_EXERCISE DETAILS_: Under this task are some entries; return every one of them exactly.

===== TASK DATA =====

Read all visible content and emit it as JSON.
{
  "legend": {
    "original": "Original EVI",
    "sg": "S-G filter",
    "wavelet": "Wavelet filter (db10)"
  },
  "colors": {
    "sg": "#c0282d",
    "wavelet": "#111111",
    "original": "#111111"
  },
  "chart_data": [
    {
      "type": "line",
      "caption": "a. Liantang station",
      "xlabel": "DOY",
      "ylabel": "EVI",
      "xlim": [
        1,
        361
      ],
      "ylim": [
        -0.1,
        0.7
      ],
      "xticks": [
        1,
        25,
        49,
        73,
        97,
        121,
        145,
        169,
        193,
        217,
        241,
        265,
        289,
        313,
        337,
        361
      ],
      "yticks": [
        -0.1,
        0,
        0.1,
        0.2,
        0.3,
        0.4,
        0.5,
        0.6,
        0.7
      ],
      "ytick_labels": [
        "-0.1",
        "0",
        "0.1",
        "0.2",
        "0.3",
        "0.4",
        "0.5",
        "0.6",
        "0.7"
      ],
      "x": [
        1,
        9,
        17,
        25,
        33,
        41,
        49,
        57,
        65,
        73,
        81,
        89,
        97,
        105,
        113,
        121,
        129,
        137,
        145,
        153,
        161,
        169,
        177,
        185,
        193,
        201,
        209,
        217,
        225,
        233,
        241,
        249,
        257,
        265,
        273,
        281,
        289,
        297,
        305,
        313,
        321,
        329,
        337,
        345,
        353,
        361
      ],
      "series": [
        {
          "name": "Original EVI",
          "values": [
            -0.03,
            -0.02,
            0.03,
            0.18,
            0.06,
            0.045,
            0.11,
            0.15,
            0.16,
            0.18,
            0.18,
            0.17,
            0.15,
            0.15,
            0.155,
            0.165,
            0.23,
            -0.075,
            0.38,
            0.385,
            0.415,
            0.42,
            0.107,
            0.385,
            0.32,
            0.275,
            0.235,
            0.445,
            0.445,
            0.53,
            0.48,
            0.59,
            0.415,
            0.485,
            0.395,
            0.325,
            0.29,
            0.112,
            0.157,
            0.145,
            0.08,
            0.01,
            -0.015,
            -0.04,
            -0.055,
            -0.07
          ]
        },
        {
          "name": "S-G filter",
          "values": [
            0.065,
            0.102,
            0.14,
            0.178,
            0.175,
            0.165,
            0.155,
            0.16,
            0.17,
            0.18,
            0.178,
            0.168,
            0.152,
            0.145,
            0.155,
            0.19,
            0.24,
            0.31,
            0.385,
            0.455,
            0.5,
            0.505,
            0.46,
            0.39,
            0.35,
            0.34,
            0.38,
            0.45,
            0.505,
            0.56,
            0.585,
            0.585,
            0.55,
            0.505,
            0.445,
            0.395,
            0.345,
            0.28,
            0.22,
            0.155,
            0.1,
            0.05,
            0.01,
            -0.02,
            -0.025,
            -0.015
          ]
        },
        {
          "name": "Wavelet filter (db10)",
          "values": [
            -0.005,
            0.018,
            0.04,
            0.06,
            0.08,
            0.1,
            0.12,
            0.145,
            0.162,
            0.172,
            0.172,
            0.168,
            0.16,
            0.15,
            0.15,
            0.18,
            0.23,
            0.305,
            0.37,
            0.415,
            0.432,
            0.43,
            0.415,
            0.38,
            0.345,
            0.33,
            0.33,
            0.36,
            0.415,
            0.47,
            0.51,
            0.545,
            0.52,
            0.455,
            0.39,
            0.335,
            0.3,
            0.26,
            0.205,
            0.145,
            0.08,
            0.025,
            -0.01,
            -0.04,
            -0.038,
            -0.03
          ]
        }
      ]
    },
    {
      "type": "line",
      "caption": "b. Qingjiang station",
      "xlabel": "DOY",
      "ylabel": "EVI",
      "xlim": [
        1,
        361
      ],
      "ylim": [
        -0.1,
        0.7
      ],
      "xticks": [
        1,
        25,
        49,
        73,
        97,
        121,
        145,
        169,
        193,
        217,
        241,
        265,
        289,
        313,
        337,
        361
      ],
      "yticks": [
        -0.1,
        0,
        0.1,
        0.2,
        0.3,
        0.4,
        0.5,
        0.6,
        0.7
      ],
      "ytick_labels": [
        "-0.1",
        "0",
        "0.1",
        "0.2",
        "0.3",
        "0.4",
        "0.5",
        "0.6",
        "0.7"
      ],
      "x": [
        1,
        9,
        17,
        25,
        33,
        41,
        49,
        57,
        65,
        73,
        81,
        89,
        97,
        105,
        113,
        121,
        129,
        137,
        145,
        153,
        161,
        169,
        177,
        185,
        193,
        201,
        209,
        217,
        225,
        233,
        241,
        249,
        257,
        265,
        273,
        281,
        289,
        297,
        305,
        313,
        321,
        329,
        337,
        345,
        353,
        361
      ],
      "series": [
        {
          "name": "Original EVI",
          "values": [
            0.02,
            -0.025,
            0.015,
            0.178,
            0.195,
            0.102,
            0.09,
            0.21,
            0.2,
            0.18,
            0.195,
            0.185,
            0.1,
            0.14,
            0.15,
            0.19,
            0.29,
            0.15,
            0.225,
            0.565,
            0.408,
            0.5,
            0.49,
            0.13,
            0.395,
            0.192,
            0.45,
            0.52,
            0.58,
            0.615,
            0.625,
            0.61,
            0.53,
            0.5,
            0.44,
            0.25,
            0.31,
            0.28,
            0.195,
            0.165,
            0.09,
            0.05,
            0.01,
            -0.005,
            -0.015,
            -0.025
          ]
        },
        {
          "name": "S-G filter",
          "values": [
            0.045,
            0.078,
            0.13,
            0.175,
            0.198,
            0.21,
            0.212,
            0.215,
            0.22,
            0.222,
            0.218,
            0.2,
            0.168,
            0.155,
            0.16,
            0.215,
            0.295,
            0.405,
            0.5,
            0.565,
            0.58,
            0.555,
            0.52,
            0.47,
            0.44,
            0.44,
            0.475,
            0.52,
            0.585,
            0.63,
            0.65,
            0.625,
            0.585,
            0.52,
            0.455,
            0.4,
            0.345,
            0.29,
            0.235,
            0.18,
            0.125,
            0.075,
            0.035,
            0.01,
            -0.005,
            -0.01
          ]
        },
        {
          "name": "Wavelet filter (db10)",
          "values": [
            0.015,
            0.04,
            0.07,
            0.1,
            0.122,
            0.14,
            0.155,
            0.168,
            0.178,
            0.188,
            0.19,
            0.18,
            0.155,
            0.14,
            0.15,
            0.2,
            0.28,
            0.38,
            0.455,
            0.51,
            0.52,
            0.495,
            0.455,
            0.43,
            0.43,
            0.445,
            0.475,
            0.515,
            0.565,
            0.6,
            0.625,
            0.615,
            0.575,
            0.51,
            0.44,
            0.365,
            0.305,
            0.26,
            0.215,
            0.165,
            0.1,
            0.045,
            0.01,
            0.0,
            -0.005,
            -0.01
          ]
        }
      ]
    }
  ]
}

=====

_ANSWER TO THE TASK_:
Read all visible content and emit it as JSON.
{
  "legend": {
    "original": "Original EVI",
    "sg": "S-G filter",
    "wavelet": "Wavelet filter (db10)"
  },
  "colors": {
    "sg": "#c0282d",
    "wavelet": "#111111",
    "original": "#111111"
  },
  "chart_data": [
    {
      "type": "line",
      "caption": "a. Liantang station",
      "xlabel": "DOY",
      "ylabel": "EVI",
      "xlim": [
        1,
        361
      ],
      "ylim": [
        -0.1,
        0.7
      ],
      "xticks": [
        1,
        25,
        49,
        73,
        97,
        121,
        145,
        169,
        193,
        217,
        241,
        265,
        289,
        313,
        337,
        361
      ],
      "yticks": [
        -0.1,
        0,
        0.1,
        0.2,
        0.3,
        0.4,
        0.5,
        0.6,
        0.7
      ],
      "ytick_labels": [
        "-0.1",
        "0",
        "0.1",
        "0.2",
        "0.3",
        "0.4",
        "0.5",
        "0.6",
        "0.7"
      ],
      "x": [
        1,
        9,
        17,
        25,
        33,
        41,
        49,
        57,
        65,
        73,
        81,
        89,
        97,
        105,
        113,
        121,
        129,
        137,
        145,
        153,
        161,
        169,
        177,
        185,
        193,
        201,
        209,
        217,
        225,
        233,
        241,
        249,
        257,
        265,
        273,
        281,
        289,
        297,
        305,
        313,
        321,
        329,
        337,
        345,
        353,
        361
      ],
      "series": [
        {
          "name": "Original EVI",
          "values": [
            -0.03,
            -0.02,
            0.03,
            0.18,
            0.06,
            0.045,
            0.11,
            0.15,
            0.16,
            0.18,
            0.18,
            0.17,
            0.15,
            0.15,
            0.155,
            0.165,
            0.23,
            -0.075,
            0.38,
            0.385,
            0.415,
            0.42,
            0.107,
            0.385,
            0.32,
            0.275,
            0.235,
            0.445,
            0.445,
            0.53,
            0.48,
            0.59,
            0.415,
            0.485,
            0.395,
            0.325,
            0.29,
            0.112,
            0.157,
            0.145,
            0.08,
            0.01,
            -0.015,
            -0.04,
            -0.055,
            -0.07
          ]
        },
        {
          "name": "S-G filter",
          "values": [
            0.065,
            0.102,
            0.14,
            0.178,
            0.175,
            0.165,
            0.155,
            0.16,
            0.17,
            0.18,
            0.178,
            0.168,
            0.152,
            0.145,
            0.155,
            0.19,
            0.24,
            0.31,
            0.385,
            0.455,
            0.5,
            0.505,
            0.46,
            0.39,
            0.35,
            0.34,
            0.38,
            0.45,
            0.505,
            0.56,
            0.585,
            0.585,
            0.55,
            0.505,
            0.445,
            0.395,
            0.345,
            0.28,
            0.22,
            0.155,
            0.1,
            0.05,
            0.01,
            -0.02,
            -0.025,
            -0.015
          ]
        },
        {
          "name": "Wavelet filter (db10)",
          "values": [
            -0.005,
            0.018,
            0.04,
            0.06,
            0.08,
            0.1,
            0.12,
            0.145,
            0.162,
            0.172,
            0.172,
            0.168,
            0.16,
            0.15,
            0.15,
            0.18,
            0.23,
            0.305,
            0.37,
            0.415,
            0.432,
            0.43,
            0.415,
            0.38,
            0.345,
            0.33,
            0.33,
            0.36,
            0.415,
            0.47,
            0.51,
            0.545,
            0.52,
            0.455,
            0.39,
            0.335,
            0.3,
            0.26,
            0.205,
            0.145,
            0.08,
            0.025,
            -0.01,
            -0.04,
            -0.038,
            -0.03
          ]
        }
      ]
    },
    {
      "type": "line",
      "caption": "b. Qingjiang station",
      "xlabel": "DOY",
      "ylabel": "EVI",
      "xlim": [
        1,
        361
      ],
      "ylim": [
        -0.1,
        0.7
      ],
      "xticks": [
        1,
        25,
        49,
        73,
        97,
        121,
        145,
        169,
        193,
        217,
        241,
        265,
        289,
        313,
        337,
        361
      ],
      "yticks": [
        -0.1,
        0,
        0.1,
        0.2,
        0.3,
        0.4,
        0.5,
        0.6,
        0.7
      ],
      "ytick_labels": [
        "-0.1",
        "0",
        "0.1",
        "0.2",
        "0.3",
        "0.4",
        "0.5",
        "0.6",
        "0.7"
      ],
      "x": [
        1,
        9,
        17,
        25,
        33,
        41,
        49,
        57,
        65,
        73,
        81,
        89,
        97,
        105,
        113,
        121,
        129,
        137,
        145,
        153,
        161,
        169,
        177,
        185,
        193,
        201,
        209,
        217,
        225,
        233,
        241,
        249,
        257,
        265,
        273,
        281,
        289,
        297,
        305,
        313,
        321,
        329,
        337,
        345,
        353,
        361
      ],
      "series": [
        {
          "name": "Original EVI",
          "values": [
            0.02,
            -0.025,
            0.015,
            0.178,
            0.195,
            0.102,
            0.09,
            0.21,
            0.2,
            0.18,
            0.195,
            0.185,
            0.1,
            0.14,
            0.15,
            0.19,
            0.29,
            0.15,
            0.225,
            0.565,
            0.408,
            0.5,
            0.49,
            0.13,
            0.395,
            0.192,
            0.45,
            0.52,
            0.58,
            0.615,
            0.625,
            0.61,
            0.53,
            0.5,
            0.44,
            0.25,
            0.31,
            0.28,
            0.195,
            0.165,
            0.09,
            0.05,
            0.01,
            -0.005,
            -0.015,
            -0.025
          ]
        },
        {
          "name": "S-G filter",
          "values": [
            0.045,
            0.078,
            0.13,
            0.175,
            0.198,
            0.21,
            0.212,
            0.215,
            0.22,
            0.222,
            0.218,
            0.2,
            0.168,
            0.155,
            0.16,
            0.215,
            0.295,
            0.405,
            0.5,
            0.565,
            0.58,
            0.555,
            0.52,
            0.47,
            0.44,
            0.44,
            0.475,
            0.52,
            0.585,
            0.63,
            0.65,
            0.625,
            0.585,
            0.52,
            0.455,
            0.4,
            0.345,
            0.29,
            0.235,
            0.18,
            0.125,
            0.075,
            0.035,
            0.01,
            -0.005,
            -0.01
          ]
        },
        {
          "name": "Wavelet filter (db10)",
          "values": [
            0.015,
            0.04,
            0.07,
            0.1,
            0.122,
            0.14,
            0.155,
            0.168,
            0.178,
            0.188,
            0.19,
            0.18,
            0.155,
            0.14,
            0.15,
            0.2,
            0.28,
            0.38,
            0.455,
            0.51,
            0.52,
            0.495,
            0.455,
            0.43,
            0.43,
            0.445,
            0.475,
            0.515,
            0.565,
            0.6,
            0.625,
            0.615,
            0.575,
            0.51,
            0.44,
            0.365,
            0.305,
            0.26,
            0.215,
            0.165,
            0.1,
            0.045,
            0.01,
            0.0,
            -0.005,
            -0.01
          ]
        }
      ]
    }
  ]
}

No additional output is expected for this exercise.